◆ What you are asked to do ◆
Work out how many lines below hold the string "title" and state only that figure.

Source records:
══════
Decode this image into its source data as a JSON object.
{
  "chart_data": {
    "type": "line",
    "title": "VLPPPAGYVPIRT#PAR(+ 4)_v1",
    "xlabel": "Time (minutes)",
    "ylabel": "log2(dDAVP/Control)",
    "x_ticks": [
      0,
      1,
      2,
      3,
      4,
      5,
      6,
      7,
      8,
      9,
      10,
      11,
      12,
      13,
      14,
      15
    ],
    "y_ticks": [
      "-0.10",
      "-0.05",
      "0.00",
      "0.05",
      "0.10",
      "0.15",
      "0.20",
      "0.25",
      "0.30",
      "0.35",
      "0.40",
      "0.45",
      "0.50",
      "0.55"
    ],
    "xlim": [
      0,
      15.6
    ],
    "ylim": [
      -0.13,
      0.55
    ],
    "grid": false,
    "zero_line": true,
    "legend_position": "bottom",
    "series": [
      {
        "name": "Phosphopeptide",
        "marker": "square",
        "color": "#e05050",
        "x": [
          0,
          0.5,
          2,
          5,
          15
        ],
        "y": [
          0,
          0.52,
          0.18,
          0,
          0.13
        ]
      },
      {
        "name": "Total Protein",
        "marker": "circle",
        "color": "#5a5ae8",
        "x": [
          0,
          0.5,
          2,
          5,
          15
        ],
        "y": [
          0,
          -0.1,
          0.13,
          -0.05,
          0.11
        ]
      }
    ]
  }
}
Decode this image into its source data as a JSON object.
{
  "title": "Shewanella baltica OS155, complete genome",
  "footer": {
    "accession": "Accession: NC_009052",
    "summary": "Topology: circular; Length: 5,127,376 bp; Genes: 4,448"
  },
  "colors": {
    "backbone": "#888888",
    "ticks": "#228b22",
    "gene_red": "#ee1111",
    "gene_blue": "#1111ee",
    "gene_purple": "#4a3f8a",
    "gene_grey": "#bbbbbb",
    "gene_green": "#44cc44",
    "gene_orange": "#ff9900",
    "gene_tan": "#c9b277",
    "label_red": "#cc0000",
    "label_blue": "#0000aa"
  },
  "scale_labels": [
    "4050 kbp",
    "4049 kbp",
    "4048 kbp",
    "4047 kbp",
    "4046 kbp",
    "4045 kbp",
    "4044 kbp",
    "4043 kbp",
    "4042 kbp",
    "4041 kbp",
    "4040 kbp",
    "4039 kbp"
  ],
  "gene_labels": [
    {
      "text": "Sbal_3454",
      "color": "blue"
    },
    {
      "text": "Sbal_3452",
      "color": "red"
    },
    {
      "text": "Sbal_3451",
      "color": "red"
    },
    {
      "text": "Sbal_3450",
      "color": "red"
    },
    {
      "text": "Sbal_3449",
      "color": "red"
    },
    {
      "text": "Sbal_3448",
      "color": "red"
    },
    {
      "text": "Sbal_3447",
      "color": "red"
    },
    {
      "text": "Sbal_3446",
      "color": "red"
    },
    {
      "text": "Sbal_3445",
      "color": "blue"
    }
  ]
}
══════
◆ Answer for the task ◆
2